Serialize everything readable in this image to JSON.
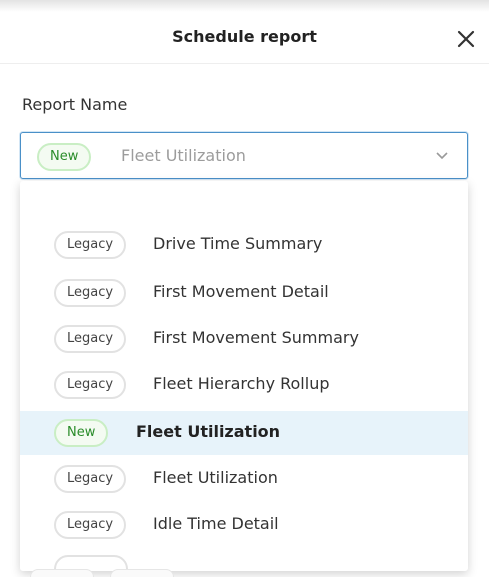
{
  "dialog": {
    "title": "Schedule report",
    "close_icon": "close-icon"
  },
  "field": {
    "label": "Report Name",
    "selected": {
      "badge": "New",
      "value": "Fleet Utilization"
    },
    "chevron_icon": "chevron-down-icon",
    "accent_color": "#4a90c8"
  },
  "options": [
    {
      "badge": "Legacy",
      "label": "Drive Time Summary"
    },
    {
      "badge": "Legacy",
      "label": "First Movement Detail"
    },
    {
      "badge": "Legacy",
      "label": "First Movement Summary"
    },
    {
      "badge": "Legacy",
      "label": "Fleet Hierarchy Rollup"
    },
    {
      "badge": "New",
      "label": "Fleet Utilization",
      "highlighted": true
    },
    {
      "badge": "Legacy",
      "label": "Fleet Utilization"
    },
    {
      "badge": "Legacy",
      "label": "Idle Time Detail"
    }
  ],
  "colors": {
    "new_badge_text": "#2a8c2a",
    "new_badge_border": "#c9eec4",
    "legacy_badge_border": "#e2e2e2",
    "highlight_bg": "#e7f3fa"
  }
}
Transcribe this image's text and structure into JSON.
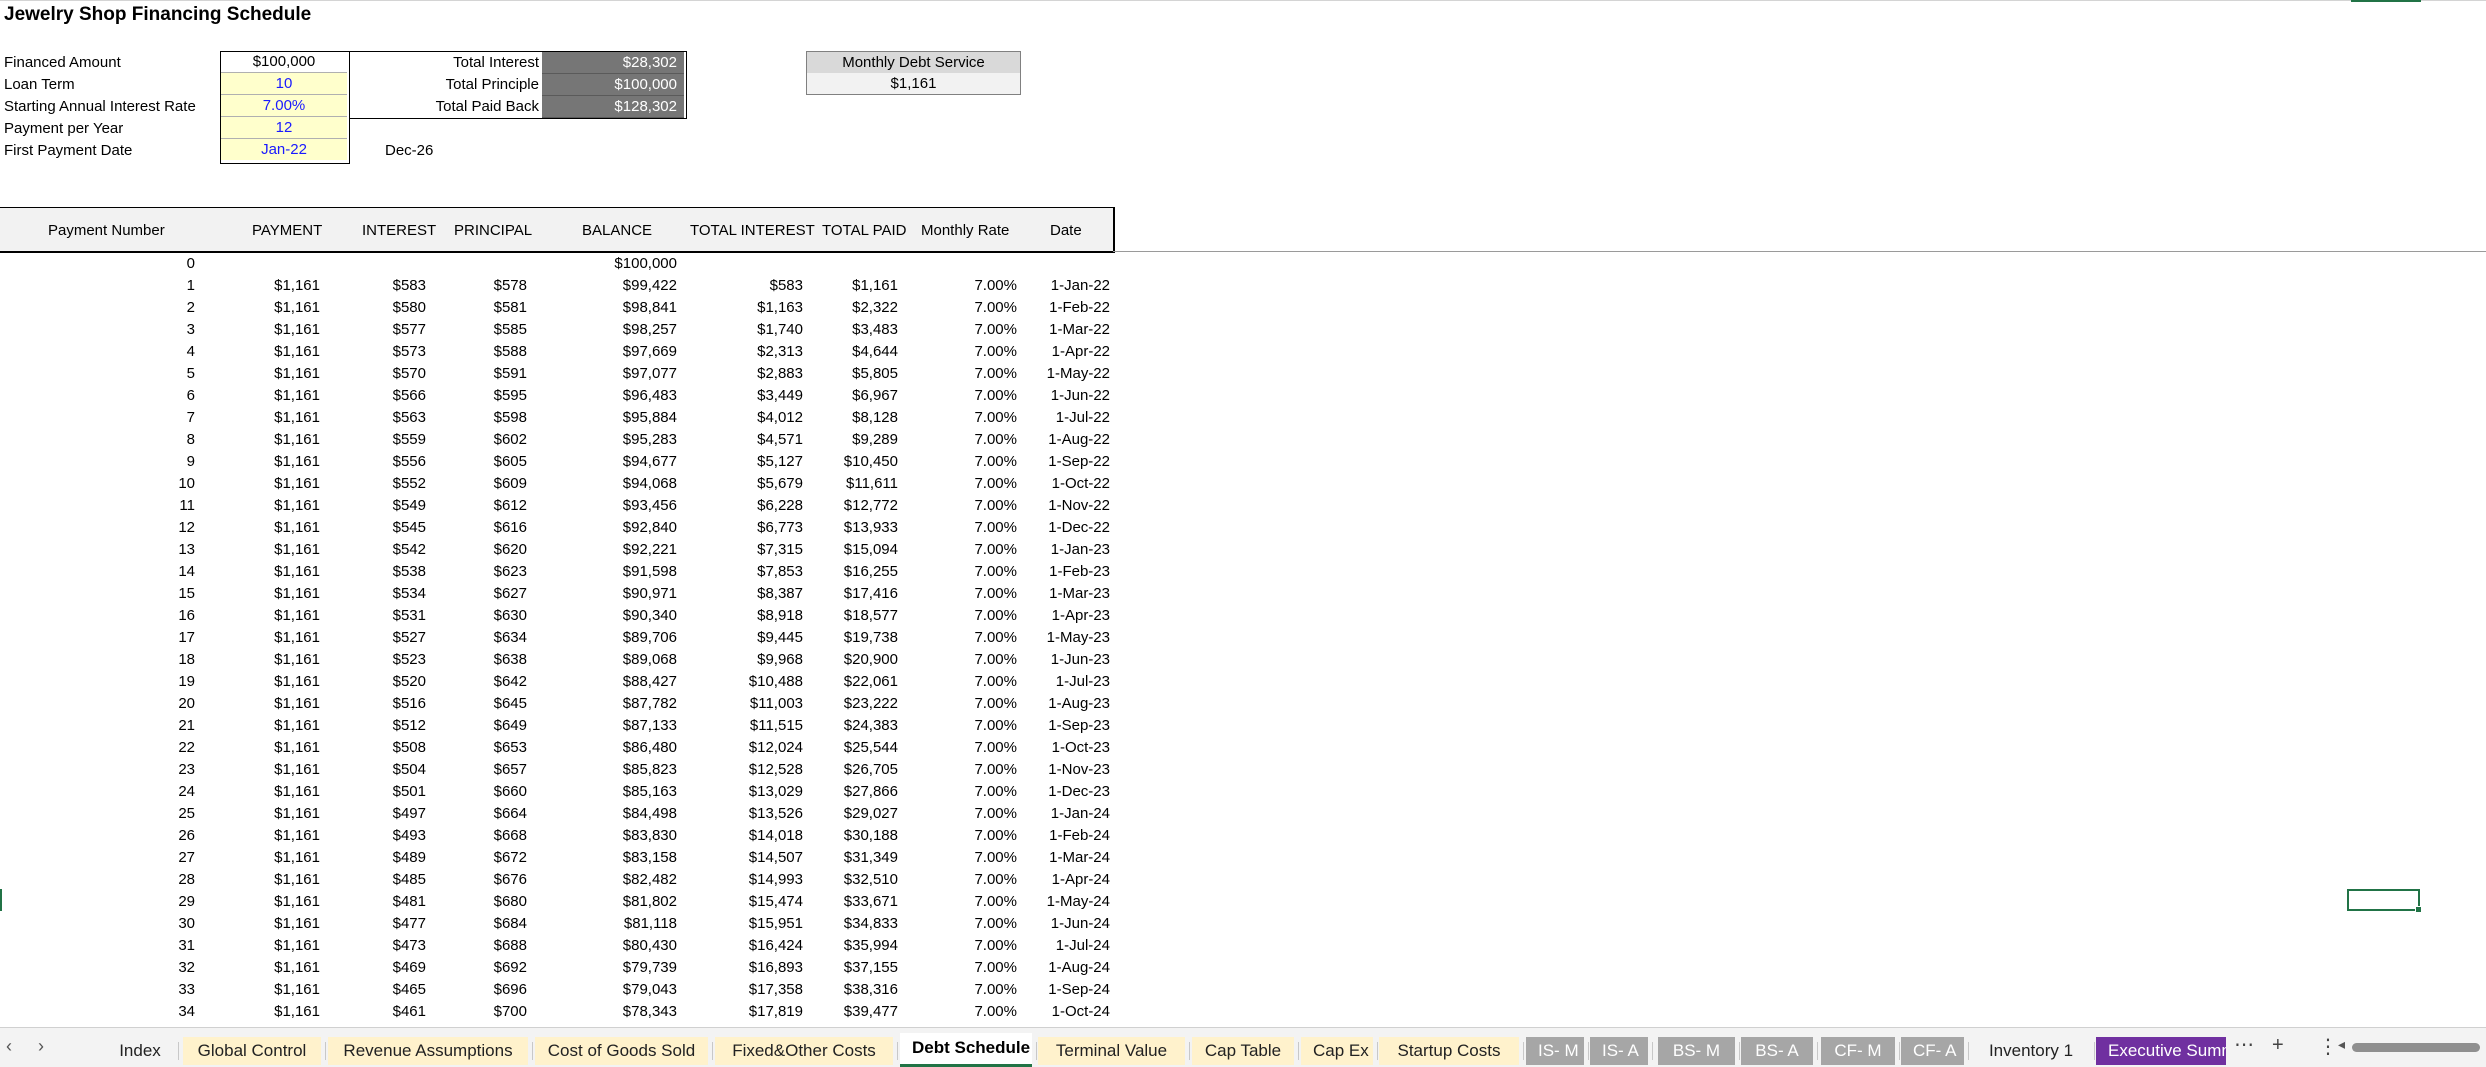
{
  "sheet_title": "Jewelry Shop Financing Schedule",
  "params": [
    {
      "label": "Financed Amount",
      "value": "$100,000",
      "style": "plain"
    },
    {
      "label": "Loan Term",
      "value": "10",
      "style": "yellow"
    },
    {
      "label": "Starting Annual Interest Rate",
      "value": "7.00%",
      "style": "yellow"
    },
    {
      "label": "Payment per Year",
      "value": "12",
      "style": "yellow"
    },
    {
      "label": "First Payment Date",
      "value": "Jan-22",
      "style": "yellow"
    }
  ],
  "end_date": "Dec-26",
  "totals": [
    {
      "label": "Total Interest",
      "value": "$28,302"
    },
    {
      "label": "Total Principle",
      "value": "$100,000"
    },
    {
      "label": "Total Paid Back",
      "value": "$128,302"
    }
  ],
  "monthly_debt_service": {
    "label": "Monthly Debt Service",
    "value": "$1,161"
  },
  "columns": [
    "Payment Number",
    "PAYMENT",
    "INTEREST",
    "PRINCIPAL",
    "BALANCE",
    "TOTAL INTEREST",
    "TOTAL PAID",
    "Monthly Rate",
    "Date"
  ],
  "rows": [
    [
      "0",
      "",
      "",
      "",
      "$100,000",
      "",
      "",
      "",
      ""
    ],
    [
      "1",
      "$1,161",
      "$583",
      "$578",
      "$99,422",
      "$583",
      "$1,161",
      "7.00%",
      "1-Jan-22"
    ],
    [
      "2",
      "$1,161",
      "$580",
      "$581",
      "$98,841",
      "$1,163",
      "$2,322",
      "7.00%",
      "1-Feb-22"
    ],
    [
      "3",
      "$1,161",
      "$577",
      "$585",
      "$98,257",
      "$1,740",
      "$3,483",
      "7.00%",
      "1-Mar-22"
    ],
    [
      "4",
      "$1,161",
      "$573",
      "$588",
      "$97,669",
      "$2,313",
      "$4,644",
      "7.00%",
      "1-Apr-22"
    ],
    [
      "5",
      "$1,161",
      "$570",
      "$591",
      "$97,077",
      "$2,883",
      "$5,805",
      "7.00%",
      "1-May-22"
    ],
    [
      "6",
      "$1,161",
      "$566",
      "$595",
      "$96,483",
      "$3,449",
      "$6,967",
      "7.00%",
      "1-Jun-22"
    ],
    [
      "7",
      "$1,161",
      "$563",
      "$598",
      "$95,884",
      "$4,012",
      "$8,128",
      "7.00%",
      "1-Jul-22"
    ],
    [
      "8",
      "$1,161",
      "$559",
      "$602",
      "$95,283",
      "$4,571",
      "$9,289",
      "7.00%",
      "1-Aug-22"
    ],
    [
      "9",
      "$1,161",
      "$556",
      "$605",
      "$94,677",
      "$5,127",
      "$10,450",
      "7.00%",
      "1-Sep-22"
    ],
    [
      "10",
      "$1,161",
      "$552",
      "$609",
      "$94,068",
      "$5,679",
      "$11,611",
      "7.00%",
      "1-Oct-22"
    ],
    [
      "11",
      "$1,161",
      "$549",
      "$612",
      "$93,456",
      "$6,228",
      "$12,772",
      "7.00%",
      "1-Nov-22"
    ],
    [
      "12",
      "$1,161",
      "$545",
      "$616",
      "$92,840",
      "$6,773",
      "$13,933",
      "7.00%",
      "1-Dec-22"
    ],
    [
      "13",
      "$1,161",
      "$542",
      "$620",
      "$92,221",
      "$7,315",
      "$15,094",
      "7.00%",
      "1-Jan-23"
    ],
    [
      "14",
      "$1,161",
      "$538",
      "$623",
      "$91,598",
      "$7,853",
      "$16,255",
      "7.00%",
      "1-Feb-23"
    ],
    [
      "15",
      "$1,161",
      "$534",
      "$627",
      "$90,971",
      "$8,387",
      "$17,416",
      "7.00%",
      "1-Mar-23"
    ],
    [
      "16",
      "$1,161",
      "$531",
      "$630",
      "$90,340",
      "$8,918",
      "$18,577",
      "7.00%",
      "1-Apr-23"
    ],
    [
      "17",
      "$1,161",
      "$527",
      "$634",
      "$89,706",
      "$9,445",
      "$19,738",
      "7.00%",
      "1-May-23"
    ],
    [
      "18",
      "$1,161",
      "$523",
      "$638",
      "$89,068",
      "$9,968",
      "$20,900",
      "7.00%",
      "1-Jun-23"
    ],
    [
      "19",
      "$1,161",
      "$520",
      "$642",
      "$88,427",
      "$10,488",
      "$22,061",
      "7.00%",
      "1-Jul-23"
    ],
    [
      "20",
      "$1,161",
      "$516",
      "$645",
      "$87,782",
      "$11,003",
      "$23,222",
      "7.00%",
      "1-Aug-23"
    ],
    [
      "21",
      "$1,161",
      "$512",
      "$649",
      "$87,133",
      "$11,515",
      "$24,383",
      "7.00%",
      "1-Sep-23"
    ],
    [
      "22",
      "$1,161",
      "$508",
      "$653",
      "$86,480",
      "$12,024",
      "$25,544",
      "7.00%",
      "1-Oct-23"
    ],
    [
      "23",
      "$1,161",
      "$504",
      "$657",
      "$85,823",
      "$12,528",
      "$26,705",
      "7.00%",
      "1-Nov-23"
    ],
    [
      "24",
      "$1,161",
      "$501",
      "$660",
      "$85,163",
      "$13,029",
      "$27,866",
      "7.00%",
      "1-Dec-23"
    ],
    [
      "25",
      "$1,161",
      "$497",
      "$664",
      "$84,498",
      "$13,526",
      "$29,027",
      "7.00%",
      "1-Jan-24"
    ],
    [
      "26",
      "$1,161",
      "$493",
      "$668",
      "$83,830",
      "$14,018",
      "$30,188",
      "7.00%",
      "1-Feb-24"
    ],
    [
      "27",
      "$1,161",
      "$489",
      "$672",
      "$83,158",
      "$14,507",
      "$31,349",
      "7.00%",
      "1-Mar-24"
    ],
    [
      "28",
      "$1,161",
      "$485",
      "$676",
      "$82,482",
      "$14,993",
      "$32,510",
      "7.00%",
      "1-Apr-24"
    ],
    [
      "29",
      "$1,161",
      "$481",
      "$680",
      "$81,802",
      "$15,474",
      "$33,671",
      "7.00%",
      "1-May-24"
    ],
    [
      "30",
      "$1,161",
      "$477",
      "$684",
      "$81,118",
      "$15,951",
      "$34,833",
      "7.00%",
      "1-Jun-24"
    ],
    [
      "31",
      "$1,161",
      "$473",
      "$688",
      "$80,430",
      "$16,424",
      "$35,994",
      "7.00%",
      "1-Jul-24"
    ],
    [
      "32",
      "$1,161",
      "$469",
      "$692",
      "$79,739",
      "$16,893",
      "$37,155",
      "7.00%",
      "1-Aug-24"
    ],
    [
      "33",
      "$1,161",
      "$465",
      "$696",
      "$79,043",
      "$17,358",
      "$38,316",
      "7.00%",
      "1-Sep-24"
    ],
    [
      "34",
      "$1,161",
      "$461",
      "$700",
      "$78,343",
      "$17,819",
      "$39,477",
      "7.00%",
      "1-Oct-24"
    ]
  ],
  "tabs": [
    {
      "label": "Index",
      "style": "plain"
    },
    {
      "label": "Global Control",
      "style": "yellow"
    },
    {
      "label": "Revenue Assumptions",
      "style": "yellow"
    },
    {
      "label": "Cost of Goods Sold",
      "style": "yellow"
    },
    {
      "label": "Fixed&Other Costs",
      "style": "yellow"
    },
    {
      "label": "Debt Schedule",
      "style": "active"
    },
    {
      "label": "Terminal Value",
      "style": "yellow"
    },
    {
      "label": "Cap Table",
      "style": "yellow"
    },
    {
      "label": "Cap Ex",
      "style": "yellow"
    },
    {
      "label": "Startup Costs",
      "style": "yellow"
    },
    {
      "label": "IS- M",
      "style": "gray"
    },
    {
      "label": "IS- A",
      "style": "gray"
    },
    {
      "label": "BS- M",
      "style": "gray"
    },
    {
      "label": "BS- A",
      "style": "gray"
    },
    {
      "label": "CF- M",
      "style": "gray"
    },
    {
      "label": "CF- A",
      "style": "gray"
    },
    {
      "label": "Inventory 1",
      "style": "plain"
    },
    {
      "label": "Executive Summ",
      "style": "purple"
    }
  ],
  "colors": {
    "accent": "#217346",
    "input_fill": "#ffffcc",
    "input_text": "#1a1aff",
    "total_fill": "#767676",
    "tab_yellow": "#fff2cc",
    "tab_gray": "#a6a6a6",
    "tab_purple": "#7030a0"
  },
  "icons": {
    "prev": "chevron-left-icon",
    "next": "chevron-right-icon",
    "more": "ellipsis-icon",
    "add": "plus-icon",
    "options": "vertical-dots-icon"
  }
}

The problem: Report only the number of lines in the data above that contain "First".

Response for this exercise: 3